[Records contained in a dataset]

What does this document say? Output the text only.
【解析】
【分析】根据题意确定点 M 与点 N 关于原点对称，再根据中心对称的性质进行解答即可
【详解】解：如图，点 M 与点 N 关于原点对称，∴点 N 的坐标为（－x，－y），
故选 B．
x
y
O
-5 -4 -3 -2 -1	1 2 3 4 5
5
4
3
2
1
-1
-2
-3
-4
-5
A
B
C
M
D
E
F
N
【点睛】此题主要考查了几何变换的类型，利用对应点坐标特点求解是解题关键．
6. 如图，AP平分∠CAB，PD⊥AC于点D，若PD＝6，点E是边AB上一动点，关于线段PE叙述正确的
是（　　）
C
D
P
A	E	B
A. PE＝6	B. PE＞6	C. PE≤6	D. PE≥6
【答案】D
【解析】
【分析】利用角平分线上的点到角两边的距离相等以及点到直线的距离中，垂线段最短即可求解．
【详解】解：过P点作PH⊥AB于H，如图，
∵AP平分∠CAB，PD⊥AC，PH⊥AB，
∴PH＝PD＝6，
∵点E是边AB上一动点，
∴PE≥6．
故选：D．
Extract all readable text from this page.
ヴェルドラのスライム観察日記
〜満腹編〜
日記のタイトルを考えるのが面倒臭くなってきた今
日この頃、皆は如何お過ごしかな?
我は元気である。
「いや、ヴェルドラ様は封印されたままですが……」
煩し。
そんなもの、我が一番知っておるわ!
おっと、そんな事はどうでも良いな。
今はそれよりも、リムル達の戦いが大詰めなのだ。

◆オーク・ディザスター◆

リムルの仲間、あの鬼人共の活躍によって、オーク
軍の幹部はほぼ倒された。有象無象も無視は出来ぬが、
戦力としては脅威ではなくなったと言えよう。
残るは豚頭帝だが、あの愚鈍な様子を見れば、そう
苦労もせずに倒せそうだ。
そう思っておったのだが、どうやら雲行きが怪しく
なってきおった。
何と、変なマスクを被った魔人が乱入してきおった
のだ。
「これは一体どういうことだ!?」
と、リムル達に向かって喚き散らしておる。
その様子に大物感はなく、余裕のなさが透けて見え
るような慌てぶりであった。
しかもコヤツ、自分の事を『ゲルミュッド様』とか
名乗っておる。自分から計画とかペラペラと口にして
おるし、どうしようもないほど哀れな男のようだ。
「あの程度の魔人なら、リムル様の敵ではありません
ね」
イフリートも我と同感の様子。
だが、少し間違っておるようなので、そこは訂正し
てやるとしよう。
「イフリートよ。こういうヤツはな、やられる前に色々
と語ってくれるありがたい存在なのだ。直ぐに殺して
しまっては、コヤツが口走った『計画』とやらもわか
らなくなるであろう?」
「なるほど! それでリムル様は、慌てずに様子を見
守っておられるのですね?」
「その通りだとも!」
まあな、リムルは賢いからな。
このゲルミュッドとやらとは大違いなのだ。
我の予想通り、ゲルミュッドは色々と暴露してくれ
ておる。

● **GIVEN TASK**: Collect from the data above every line that includes "AP平分".

● **ANSWER TO THIS PROBLEM**:
6. 如图，AP平分∠CAB，PD⊥AC于点D，若PD＝6，点E是边AB上一动点，关于线段PE叙述正确的
∵AP平分∠CAB，PD⊥AC，PH⊥AB，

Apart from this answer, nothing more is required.